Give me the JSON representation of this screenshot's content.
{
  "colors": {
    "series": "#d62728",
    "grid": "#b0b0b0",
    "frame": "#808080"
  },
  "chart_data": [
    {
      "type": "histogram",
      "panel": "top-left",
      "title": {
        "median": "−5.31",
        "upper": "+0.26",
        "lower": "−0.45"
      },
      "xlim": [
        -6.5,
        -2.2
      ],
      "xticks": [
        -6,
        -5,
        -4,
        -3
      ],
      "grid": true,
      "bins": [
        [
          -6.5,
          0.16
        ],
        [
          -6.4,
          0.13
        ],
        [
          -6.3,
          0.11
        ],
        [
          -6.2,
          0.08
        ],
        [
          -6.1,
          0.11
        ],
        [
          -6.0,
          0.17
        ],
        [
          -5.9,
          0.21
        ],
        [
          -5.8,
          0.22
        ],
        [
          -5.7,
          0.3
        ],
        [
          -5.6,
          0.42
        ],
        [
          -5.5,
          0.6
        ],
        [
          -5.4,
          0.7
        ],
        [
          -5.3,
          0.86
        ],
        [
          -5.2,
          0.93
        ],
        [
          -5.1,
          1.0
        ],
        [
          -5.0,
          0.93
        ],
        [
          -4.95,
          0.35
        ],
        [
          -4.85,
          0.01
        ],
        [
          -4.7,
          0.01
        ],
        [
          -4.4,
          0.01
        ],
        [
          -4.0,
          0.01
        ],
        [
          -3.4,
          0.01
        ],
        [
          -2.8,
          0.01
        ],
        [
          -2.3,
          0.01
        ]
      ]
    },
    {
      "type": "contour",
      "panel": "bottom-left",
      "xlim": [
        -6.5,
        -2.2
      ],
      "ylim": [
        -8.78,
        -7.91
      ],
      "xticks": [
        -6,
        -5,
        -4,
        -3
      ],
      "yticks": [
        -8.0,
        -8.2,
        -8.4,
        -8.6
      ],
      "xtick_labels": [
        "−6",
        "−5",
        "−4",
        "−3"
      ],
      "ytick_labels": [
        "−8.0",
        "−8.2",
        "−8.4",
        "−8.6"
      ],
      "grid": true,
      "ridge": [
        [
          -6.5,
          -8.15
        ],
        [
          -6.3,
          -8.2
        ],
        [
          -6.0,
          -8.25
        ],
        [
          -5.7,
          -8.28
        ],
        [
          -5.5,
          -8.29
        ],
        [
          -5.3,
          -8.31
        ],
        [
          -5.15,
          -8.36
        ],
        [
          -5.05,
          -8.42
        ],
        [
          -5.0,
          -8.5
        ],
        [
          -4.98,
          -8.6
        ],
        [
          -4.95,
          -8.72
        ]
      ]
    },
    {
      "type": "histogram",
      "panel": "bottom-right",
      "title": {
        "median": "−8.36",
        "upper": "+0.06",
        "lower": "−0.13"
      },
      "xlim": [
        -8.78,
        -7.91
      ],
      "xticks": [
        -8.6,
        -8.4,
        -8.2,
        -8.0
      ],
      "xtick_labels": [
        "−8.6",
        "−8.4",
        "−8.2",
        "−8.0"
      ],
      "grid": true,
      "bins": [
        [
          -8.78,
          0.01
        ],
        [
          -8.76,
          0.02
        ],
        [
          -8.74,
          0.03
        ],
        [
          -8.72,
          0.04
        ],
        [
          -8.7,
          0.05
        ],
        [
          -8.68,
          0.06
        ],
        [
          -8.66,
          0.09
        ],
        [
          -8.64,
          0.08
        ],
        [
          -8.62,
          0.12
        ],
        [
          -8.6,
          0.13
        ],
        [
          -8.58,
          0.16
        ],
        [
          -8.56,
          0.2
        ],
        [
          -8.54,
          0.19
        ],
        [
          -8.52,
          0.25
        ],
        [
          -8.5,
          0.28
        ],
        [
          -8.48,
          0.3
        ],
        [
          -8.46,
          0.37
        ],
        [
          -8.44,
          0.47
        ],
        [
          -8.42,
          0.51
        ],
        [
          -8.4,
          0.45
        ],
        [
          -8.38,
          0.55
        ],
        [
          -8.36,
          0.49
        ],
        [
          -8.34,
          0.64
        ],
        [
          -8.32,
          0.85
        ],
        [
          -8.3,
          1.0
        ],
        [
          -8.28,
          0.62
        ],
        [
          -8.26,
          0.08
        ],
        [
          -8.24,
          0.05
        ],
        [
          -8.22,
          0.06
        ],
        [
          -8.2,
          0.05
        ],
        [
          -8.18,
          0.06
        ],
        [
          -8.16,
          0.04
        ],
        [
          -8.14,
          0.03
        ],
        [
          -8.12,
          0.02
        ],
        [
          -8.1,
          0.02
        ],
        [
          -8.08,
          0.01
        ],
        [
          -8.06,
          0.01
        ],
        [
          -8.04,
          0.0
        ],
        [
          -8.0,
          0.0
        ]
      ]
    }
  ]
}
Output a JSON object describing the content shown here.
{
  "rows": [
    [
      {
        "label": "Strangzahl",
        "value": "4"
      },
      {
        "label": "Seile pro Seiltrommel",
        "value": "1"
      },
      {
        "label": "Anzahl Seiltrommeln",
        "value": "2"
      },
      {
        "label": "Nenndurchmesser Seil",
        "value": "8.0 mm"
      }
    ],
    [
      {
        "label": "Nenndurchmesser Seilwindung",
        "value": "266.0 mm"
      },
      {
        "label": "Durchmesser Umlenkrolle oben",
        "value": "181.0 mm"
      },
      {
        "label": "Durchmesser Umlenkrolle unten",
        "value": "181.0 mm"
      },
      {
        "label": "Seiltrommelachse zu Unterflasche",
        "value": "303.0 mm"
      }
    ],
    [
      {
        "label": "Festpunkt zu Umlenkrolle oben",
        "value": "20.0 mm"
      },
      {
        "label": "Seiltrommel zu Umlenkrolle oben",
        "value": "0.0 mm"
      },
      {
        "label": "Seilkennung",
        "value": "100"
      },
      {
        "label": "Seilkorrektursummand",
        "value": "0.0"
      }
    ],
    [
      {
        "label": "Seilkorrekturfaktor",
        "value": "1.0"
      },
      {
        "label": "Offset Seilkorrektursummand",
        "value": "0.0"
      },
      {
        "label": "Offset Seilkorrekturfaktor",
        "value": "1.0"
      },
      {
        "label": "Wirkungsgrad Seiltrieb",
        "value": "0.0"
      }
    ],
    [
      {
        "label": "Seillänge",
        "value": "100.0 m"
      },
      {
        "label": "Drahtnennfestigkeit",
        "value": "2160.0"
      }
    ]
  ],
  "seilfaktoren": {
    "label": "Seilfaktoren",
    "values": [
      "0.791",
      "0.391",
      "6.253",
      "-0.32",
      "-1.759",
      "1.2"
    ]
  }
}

** CHALLENGE **
Retype the entries exactly, including every line.

** RESPONSE **
Give me the JSON representation of this screenshot's content.
{
  "colors": {
    "series": "#d62728",
    "grid": "#b0b0b0",
    "frame": "#808080"
  },
  "chart_data": [
    {
      "type": "histogram",
      "panel": "top-left",
      "title": {
        "median": "−5.31",
        "upper": "+0.26",
        "lower": "−0.45"
      },
      "xlim": [
        -6.5,
        -2.2
      ],
      "xticks": [
        -6,
        -5,
        -4,
        -3
      ],
      "grid": true,
      "bins": [
        [
          -6.5,
          0.16
        ],
        [
          -6.4,
          0.13
        ],
        [
          -6.3,
          0.11
        ],
        [
          -6.2,
          0.08
        ],
        [
          -6.1,
          0.11
        ],
        [
          -6.0,
          0.17
        ],
        [
          -5.9,
          0.21
        ],
        [
          -5.8,
          0.22
        ],
        [
          -5.7,
          0.3
        ],
        [
          -5.6,
          0.42
        ],
        [
          -5.5,
          0.6
        ],
        [
          -5.4,
          0.7
        ],
        [
          -5.3,
          0.86
        ],
        [
          -5.2,
          0.93
        ],
        [
          -5.1,
          1.0
        ],
        [
          -5.0,
          0.93
        ],
        [
          -4.95,
          0.35
        ],
        [
          -4.85,
          0.01
        ],
        [
          -4.7,
          0.01
        ],
        [
          -4.4,
          0.01
        ],
        [
          -4.0,
          0.01
        ],
        [
          -3.4,
          0.01
        ],
        [
          -2.8,
          0.01
        ],
        [
          -2.3,
          0.01
        ]
      ]
    },
    {
      "type": "contour",
      "panel": "bottom-left",
      "xlim": [
        -6.5,
        -2.2
      ],
      "ylim": [
        -8.78,
        -7.91
      ],
      "xticks": [
        -6,
        -5,
        -4,
        -3
      ],
      "yticks": [
        -8.0,
        -8.2,
        -8.4,
        -8.6
      ],
      "xtick_labels": [
        "−6",
        "−5",
        "−4",
        "−3"
      ],
      "ytick_labels": [
        "−8.0",
        "−8.2",
        "−8.4",
        "−8.6"
      ],
      "grid": true,
      "ridge": [
        [
          -6.5,
          -8.15
        ],
        [
          -6.3,
          -8.2
        ],
        [
          -6.0,
          -8.25
        ],
        [
          -5.7,
          -8.28
        ],
        [
          -5.5,
          -8.29
        ],
        [
          -5.3,
          -8.31
        ],
        [
          -5.15,
          -8.36
        ],
        [
          -5.05,
          -8.42
        ],
        [
          -5.0,
          -8.5
        ],
        [
          -4.98,
          -8.6
        ],
        [
          -4.95,
          -8.72
        ]
      ]
    },
    {
      "type": "histogram",
      "panel": "bottom-right",
      "title": {
        "median": "−8.36",
        "upper": "+0.06",
        "lower": "−0.13"
      },
      "xlim": [
        -8.78,
        -7.91
      ],
      "xticks": [
        -8.6,
        -8.4,
        -8.2,
        -8.0
      ],
      "xtick_labels": [
        "−8.6",
        "−8.4",
        "−8.2",
        "−8.0"
      ],
      "grid": true,
      "bins": [
        [
          -8.78,
          0.01
        ],
        [
          -8.76,
          0.02
        ],
        [
          -8.74,
          0.03
        ],
        [
          -8.72,
          0.04
        ],
        [
          -8.7,
          0.05
        ],
        [
          -8.68,
          0.06
        ],
        [
          -8.66,
          0.09
        ],
        [
          -8.64,
          0.08
        ],
        [
          -8.62,
          0.12
        ],
        [
          -8.6,
          0.13
        ],
        [
          -8.58,
          0.16
        ],
        [
          -8.56,
          0.2
        ],
        [
          -8.54,
          0.19
        ],
        [
          -8.52,
          0.25
        ],
        [
          -8.5,
          0.28
        ],
        [
          -8.48,
          0.3
        ],
        [
          -8.46,
          0.37
        ],
        [
          -8.44,
          0.47
        ],
        [
          -8.42,
          0.51
        ],
        [
          -8.4,
          0.45
        ],
        [
          -8.38,
          0.55
        ],
        [
          -8.36,
          0.49
        ],
        [
          -8.34,
          0.64
        ],
        [
          -8.32,
          0.85
        ],
        [
          -8.3,
          1.0
        ],
        [
          -8.28,
          0.62
        ],
        [
          -8.26,
          0.08
        ],
        [
          -8.24,
          0.05
        ],
        [
          -8.22,
          0.06
        ],
        [
          -8.2,
          0.05
        ],
        [
          -8.18,
          0.06
        ],
        [
          -8.16,
          0.04
        ],
        [
          -8.14,
          0.03
        ],
        [
          -8.12,
          0.02
        ],
        [
          -8.1,
          0.02
        ],
        [
          -8.08,
          0.01
        ],
        [
          -8.06,
          0.01
        ],
        [
          -8.04,
          0.0
        ],
        [
          -8.0,
          0.0
        ]
      ]
    }
  ]
}
Output a JSON object describing the content shown here.
{
  "rows": [
    [
      {
        "label": "Strangzahl",
        "value": "4"
      },
      {
        "label": "Seile pro Seiltrommel",
        "value": "1"
      },
      {
        "label": "Anzahl Seiltrommeln",
        "value": "2"
      },
      {
        "label": "Nenndurchmesser Seil",
        "value": "8.0 mm"
      }
    ],
    [
      {
        "label": "Nenndurchmesser Seilwindung",
        "value": "266.0 mm"
      },
      {
        "label": "Durchmesser Umlenkrolle oben",
        "value": "181.0 mm"
      },
      {
        "label": "Durchmesser Umlenkrolle unten",
        "value": "181.0 mm"
      },
      {
        "label": "Seiltrommelachse zu Unterflasche",
        "value": "303.0 mm"
      }
    ],
    [
      {
        "label": "Festpunkt zu Umlenkrolle oben",
        "value": "20.0 mm"
      },
      {
        "label": "Seiltrommel zu Umlenkrolle oben",
        "value": "0.0 mm"
      },
      {
        "label": "Seilkennung",
        "value": "100"
      },
      {
        "label": "Seilkorrektursummand",
        "value": "0.0"
      }
    ],
    [
      {
        "label": "Seilkorrekturfaktor",
        "value": "1.0"
      },
      {
        "label": "Offset Seilkorrektursummand",
        "value": "0.0"
      },
      {
        "label": "Offset Seilkorrekturfaktor",
        "value": "1.0"
      },
      {
        "label": "Wirkungsgrad Seiltrieb",
        "value": "0.0"
      }
    ],
    [
      {
        "label": "Seillänge",
        "value": "100.0 m"
      },
      {
        "label": "Drahtnennfestigkeit",
        "value": "2160.0"
      }
    ]
  ],
  "seilfaktoren": {
    "label": "Seilfaktoren",
    "values": [
      "0.791",
      "0.391",
      "6.253",
      "-0.32",
      "-1.759",
      "1.2"
    ]
  }
}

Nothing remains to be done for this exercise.